▶ **Task prompt**: Give the entries again exactly, every one of them.

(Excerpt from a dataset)
#####
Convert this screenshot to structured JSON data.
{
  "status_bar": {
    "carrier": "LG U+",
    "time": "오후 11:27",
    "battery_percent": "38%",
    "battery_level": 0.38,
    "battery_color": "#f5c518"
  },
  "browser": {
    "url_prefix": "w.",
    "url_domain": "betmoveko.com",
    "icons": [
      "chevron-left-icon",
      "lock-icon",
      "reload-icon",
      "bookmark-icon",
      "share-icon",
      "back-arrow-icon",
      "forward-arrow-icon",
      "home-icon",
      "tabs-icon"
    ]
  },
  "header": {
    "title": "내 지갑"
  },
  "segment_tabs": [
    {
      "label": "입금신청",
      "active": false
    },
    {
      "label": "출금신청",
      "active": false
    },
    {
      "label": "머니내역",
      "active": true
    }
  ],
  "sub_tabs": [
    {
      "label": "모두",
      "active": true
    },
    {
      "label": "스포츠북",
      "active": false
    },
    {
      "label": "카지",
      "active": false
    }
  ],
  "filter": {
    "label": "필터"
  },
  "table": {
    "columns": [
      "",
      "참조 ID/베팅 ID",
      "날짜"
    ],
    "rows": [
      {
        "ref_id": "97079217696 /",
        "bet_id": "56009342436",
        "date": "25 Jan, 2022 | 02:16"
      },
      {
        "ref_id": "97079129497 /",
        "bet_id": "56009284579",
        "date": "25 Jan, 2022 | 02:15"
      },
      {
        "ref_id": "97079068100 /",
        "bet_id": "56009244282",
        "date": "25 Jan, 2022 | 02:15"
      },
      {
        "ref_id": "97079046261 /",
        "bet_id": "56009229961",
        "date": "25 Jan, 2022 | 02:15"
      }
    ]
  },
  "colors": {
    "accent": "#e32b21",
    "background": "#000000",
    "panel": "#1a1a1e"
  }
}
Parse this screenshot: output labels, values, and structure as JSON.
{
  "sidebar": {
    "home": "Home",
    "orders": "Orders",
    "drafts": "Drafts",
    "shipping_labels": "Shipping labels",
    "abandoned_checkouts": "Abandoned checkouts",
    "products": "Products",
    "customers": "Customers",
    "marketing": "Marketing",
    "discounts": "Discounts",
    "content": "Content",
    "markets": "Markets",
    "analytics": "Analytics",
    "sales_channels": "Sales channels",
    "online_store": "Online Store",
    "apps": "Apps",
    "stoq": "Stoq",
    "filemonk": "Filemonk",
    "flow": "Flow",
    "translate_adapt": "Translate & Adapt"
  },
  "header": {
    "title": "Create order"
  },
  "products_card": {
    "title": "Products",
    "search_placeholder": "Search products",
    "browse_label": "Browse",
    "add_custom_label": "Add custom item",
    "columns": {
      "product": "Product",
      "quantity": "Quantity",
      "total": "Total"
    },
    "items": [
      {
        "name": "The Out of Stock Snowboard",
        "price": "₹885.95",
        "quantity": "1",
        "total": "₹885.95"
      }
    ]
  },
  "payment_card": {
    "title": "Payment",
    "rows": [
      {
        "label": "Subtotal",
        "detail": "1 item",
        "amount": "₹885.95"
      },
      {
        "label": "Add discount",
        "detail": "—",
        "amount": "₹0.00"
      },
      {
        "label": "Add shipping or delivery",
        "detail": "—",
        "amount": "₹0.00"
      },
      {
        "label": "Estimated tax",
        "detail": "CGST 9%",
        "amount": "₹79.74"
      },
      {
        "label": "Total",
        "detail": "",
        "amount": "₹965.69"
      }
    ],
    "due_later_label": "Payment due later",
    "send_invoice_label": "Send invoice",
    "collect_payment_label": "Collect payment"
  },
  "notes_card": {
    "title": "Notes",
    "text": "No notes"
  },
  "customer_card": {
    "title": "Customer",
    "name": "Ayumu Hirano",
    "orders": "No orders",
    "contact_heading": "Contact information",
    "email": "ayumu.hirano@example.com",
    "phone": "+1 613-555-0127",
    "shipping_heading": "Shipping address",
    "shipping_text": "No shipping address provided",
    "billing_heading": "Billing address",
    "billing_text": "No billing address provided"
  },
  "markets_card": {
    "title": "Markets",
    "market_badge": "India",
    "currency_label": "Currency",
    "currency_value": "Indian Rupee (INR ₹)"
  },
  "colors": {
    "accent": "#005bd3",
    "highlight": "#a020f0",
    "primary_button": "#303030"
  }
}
#####
▶ **Final result**:
Convert this screenshot to structured JSON data.
{
  "status_bar": {
    "carrier": "LG U+",
    "time": "오후 11:27",
    "battery_percent": "38%",
    "battery_level": 0.38,
    "battery_color": "#f5c518"
  },
  "browser": {
    "url_prefix": "w.",
    "url_domain": "betmoveko.com",
    "icons": [
      "chevron-left-icon",
      "lock-icon",
      "reload-icon",
      "bookmark-icon",
      "share-icon",
      "back-arrow-icon",
      "forward-arrow-icon",
      "home-icon",
      "tabs-icon"
    ]
  },
  "header": {
    "title": "내 지갑"
  },
  "segment_tabs": [
    {
      "label": "입금신청",
      "active": false
    },
    {
      "label": "출금신청",
      "active": false
    },
    {
      "label": "머니내역",
      "active": true
    }
  ],
  "sub_tabs": [
    {
      "label": "모두",
      "active": true
    },
    {
      "label": "스포츠북",
      "active": false
    },
    {
      "label": "카지",
      "active": false
    }
  ],
  "filter": {
    "label": "필터"
  },
  "table": {
    "columns": [
      "",
      "참조 ID/베팅 ID",
      "날짜"
    ],
    "rows": [
      {
        "ref_id": "97079217696 /",
        "bet_id": "56009342436",
        "date": "25 Jan, 2022 | 02:16"
      },
      {
        "ref_id": "97079129497 /",
        "bet_id": "56009284579",
        "date": "25 Jan, 2022 | 02:15"
      },
      {
        "ref_id": "97079068100 /",
        "bet_id": "56009244282",
        "date": "25 Jan, 2022 | 02:15"
      },
      {
        "ref_id": "97079046261 /",
        "bet_id": "56009229961",
        "date": "25 Jan, 2022 | 02:15"
      }
    ]
  },
  "colors": {
    "accent": "#e32b21",
    "background": "#000000",
    "panel": "#1a1a1e"
  }
}
Parse this screenshot: output labels, values, and structure as JSON.
{
  "sidebar": {
    "home": "Home",
    "orders": "Orders",
    "drafts": "Drafts",
    "shipping_labels": "Shipping labels",
    "abandoned_checkouts": "Abandoned checkouts",
    "products": "Products",
    "customers": "Customers",
    "marketing": "Marketing",
    "discounts": "Discounts",
    "content": "Content",
    "markets": "Markets",
    "analytics": "Analytics",
    "sales_channels": "Sales channels",
    "online_store": "Online Store",
    "apps": "Apps",
    "stoq": "Stoq",
    "filemonk": "Filemonk",
    "flow": "Flow",
    "translate_adapt": "Translate & Adapt"
  },
  "header": {
    "title": "Create order"
  },
  "products_card": {
    "title": "Products",
    "search_placeholder": "Search products",
    "browse_label": "Browse",
    "add_custom_label": "Add custom item",
    "columns": {
      "product": "Product",
      "quantity": "Quantity",
      "total": "Total"
    },
    "items": [
      {
        "name": "The Out of Stock Snowboard",
        "price": "₹885.95",
        "quantity": "1",
        "total": "₹885.95"
      }
    ]
  },
  "payment_card": {
    "title": "Payment",
    "rows": [
      {
        "label": "Subtotal",
        "detail": "1 item",
        "amount": "₹885.95"
      },
      {
        "label": "Add discount",
        "detail": "—",
        "amount": "₹0.00"
      },
      {
        "label": "Add shipping or delivery",
        "detail": "—",
        "amount": "₹0.00"
      },
      {
        "label": "Estimated tax",
        "detail": "CGST 9%",
        "amount": "₹79.74"
      },
      {
        "label": "Total",
        "detail": "",
        "amount": "₹965.69"
      }
    ],
    "due_later_label": "Payment due later",
    "send_invoice_label": "Send invoice",
    "collect_payment_label": "Collect payment"
  },
  "notes_card": {
    "title": "Notes",
    "text": "No notes"
  },
  "customer_card": {
    "title": "Customer",
    "name": "Ayumu Hirano",
    "orders": "No orders",
    "contact_heading": "Contact information",
    "email": "ayumu.hirano@example.com",
    "phone": "+1 613-555-0127",
    "shipping_heading": "Shipping address",
    "shipping_text": "No shipping address provided",
    "billing_heading": "Billing address",
    "billing_text": "No billing address provided"
  },
  "markets_card": {
    "title": "Markets",
    "market_badge": "India",
    "currency_label": "Currency",
    "currency_value": "Indian Rupee (INR ₹)"
  },
  "colors": {
    "accent": "#005bd3",
    "highlight": "#a020f0",
    "primary_button": "#303030"
  }
}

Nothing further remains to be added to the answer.